[Data extracted from a collection]
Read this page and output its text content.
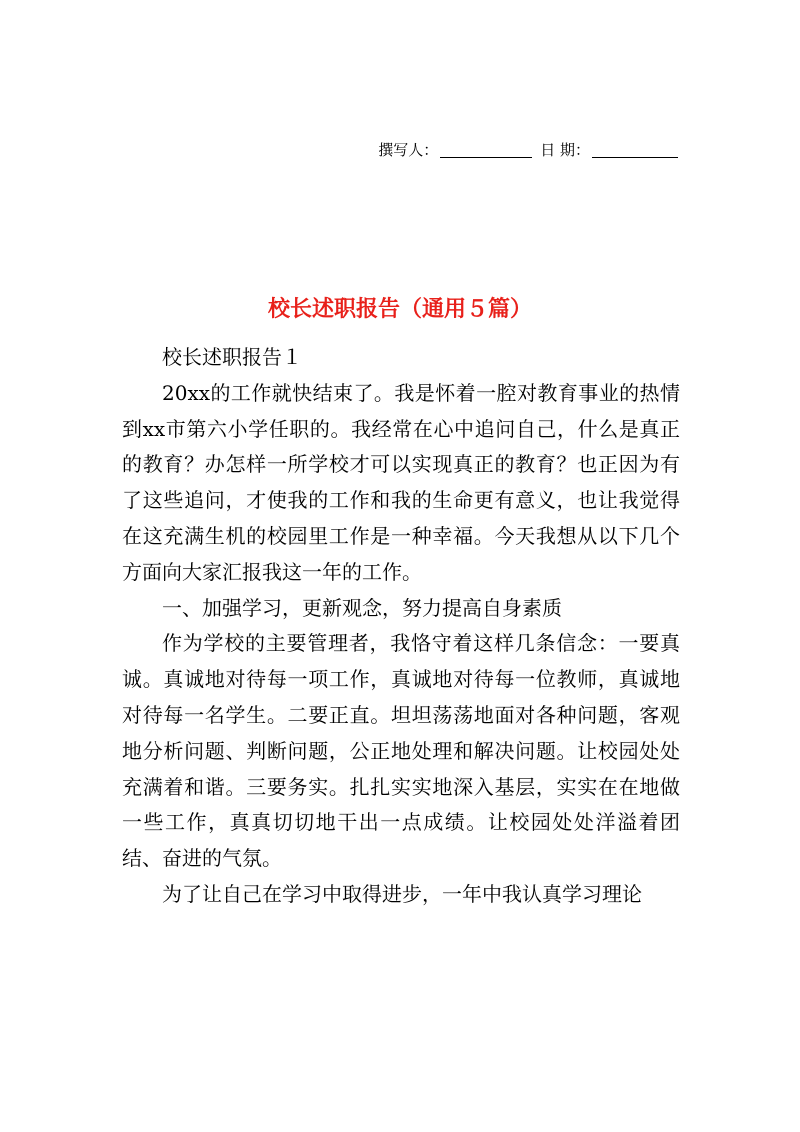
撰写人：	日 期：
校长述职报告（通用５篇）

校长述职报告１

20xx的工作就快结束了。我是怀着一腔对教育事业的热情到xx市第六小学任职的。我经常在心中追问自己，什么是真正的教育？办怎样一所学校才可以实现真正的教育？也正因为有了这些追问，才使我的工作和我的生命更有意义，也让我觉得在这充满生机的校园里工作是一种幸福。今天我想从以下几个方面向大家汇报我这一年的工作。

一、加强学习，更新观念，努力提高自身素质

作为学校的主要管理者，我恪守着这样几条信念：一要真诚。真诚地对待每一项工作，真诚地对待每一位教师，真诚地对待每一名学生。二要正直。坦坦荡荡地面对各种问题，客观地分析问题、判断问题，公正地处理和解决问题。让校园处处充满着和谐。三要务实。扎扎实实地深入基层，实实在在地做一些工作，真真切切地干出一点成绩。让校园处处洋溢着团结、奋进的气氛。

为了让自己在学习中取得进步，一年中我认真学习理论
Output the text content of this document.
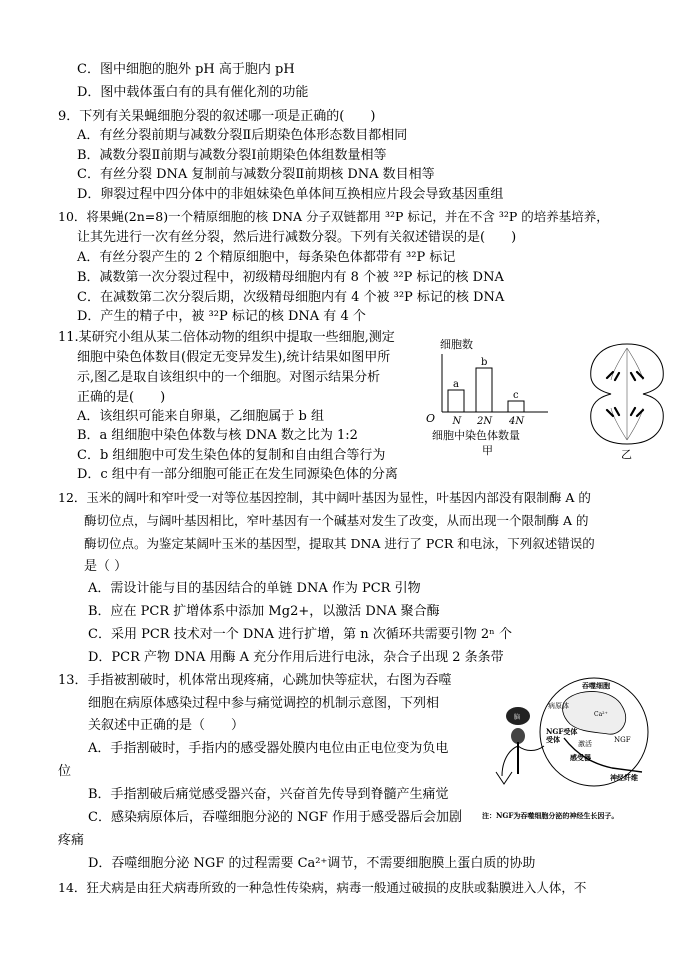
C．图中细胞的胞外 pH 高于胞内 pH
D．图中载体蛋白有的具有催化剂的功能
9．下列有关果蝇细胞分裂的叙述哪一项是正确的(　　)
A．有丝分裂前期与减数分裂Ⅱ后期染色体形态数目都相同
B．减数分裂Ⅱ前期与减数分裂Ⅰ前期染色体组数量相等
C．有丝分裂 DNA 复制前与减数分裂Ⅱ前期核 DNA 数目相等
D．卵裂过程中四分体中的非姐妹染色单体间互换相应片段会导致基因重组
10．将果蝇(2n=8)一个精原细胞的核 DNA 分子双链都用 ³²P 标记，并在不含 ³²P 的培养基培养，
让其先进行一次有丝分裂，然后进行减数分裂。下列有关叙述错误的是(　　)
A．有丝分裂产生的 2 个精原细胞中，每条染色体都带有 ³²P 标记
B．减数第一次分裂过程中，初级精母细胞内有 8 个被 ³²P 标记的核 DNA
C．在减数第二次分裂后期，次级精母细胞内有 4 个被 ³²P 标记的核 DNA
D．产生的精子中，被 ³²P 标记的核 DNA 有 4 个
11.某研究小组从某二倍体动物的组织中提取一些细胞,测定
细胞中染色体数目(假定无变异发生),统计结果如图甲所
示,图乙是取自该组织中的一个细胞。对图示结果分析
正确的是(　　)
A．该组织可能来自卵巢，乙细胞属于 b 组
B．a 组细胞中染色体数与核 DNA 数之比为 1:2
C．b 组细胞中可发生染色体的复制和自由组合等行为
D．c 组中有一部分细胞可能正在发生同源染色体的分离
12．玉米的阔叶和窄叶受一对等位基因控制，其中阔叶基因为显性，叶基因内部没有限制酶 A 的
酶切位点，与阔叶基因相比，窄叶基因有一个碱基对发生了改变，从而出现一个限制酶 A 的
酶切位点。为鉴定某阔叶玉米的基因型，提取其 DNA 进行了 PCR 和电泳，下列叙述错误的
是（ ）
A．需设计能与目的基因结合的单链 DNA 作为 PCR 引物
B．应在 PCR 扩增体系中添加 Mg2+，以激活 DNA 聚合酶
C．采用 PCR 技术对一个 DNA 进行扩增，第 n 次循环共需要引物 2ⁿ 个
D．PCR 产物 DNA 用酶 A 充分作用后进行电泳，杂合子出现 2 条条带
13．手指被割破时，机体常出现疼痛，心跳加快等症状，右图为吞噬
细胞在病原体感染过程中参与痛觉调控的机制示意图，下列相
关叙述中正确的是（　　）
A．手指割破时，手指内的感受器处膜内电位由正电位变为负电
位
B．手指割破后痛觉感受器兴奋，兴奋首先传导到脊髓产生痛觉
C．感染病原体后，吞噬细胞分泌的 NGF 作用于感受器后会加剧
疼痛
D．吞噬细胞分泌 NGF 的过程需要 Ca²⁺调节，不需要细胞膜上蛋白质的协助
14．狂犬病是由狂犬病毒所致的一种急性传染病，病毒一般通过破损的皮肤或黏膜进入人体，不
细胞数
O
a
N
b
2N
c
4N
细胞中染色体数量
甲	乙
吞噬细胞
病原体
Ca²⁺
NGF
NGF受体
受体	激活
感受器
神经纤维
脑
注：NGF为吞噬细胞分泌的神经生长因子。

== Set exercise ==
How many lines of the listing above include the word "content"? State the number and nothing else.

== Exercise answer ==
2